Please copy all the lines that follow, word for word.

::::::::

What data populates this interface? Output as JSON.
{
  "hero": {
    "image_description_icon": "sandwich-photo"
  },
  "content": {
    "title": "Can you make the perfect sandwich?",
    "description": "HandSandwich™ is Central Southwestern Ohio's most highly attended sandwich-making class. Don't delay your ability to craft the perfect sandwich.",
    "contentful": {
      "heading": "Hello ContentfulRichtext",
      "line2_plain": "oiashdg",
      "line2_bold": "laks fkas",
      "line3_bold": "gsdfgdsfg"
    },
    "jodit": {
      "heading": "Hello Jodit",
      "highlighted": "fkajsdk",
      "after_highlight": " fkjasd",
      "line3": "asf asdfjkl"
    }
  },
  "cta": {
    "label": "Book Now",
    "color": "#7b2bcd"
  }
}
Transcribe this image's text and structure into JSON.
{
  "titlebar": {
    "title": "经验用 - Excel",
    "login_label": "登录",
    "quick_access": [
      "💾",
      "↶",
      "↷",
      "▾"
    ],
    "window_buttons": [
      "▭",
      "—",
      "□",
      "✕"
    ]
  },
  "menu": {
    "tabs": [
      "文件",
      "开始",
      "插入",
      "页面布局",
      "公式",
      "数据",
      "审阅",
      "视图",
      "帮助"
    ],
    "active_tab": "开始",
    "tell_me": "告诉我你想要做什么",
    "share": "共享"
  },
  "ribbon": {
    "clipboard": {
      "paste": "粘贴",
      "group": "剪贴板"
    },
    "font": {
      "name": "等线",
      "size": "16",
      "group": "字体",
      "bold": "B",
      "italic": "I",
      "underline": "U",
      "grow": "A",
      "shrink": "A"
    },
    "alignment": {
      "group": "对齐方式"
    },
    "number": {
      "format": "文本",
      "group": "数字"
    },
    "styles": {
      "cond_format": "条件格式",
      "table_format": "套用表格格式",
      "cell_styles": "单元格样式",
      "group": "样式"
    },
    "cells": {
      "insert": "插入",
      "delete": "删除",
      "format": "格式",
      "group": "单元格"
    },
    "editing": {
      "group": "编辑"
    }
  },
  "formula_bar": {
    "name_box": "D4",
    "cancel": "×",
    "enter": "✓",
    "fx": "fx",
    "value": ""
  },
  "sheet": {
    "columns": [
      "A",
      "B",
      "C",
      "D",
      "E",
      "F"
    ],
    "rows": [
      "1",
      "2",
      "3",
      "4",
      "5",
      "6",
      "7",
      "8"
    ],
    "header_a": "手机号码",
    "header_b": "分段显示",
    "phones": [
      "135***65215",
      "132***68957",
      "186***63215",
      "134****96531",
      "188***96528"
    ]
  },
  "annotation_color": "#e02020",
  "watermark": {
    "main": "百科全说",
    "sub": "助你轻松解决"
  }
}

::::::::

## Full answer
What data populates this interface? Output as JSON.
{
  "hero": {
    "image_description_icon": "sandwich-photo"
  },
  "content": {
    "title": "Can you make the perfect sandwich?",
    "description": "HandSandwich™ is Central Southwestern Ohio's most highly attended sandwich-making class. Don't delay your ability to craft the perfect sandwich.",
    "contentful": {
      "heading": "Hello ContentfulRichtext",
      "line2_plain": "oiashdg",
      "line2_bold": "laks fkas",
      "line3_bold": "gsdfgdsfg"
    },
    "jodit": {
      "heading": "Hello Jodit",
      "highlighted": "fkajsdk",
      "after_highlight": " fkjasd",
      "line3": "asf asdfjkl"
    }
  },
  "cta": {
    "label": "Book Now",
    "color": "#7b2bcd"
  }
}
Transcribe this image's text and structure into JSON.
{
  "titlebar": {
    "title": "经验用 - Excel",
    "login_label": "登录",
    "quick_access": [
      "💾",
      "↶",
      "↷",
      "▾"
    ],
    "window_buttons": [
      "▭",
      "—",
      "□",
      "✕"
    ]
  },
  "menu": {
    "tabs": [
      "文件",
      "开始",
      "插入",
      "页面布局",
      "公式",
      "数据",
      "审阅",
      "视图",
      "帮助"
    ],
    "active_tab": "开始",
    "tell_me": "告诉我你想要做什么",
    "share": "共享"
  },
  "ribbon": {
    "clipboard": {
      "paste": "粘贴",
      "group": "剪贴板"
    },
    "font": {
      "name": "等线",
      "size": "16",
      "group": "字体",
      "bold": "B",
      "italic": "I",
      "underline": "U",
      "grow": "A",
      "shrink": "A"
    },
    "alignment": {
      "group": "对齐方式"
    },
    "number": {
      "format": "文本",
      "group": "数字"
    },
    "styles": {
      "cond_format": "条件格式",
      "table_format": "套用表格格式",
      "cell_styles": "单元格样式",
      "group": "样式"
    },
    "cells": {
      "insert": "插入",
      "delete": "删除",
      "format": "格式",
      "group": "单元格"
    },
    "editing": {
      "group": "编辑"
    }
  },
  "formula_bar": {
    "name_box": "D4",
    "cancel": "×",
    "enter": "✓",
    "fx": "fx",
    "value": ""
  },
  "sheet": {
    "columns": [
      "A",
      "B",
      "C",
      "D",
      "E",
      "F"
    ],
    "rows": [
      "1",
      "2",
      "3",
      "4",
      "5",
      "6",
      "7",
      "8"
    ],
    "header_a": "手机号码",
    "header_b": "分段显示",
    "phones": [
      "135***65215",
      "132***68957",
      "186***63215",
      "134****96531",
      "188***96528"
    ]
  },
  "annotation_color": "#e02020",
  "watermark": {
    "main": "百科全说",
    "sub": "助你轻松解决"
  }
}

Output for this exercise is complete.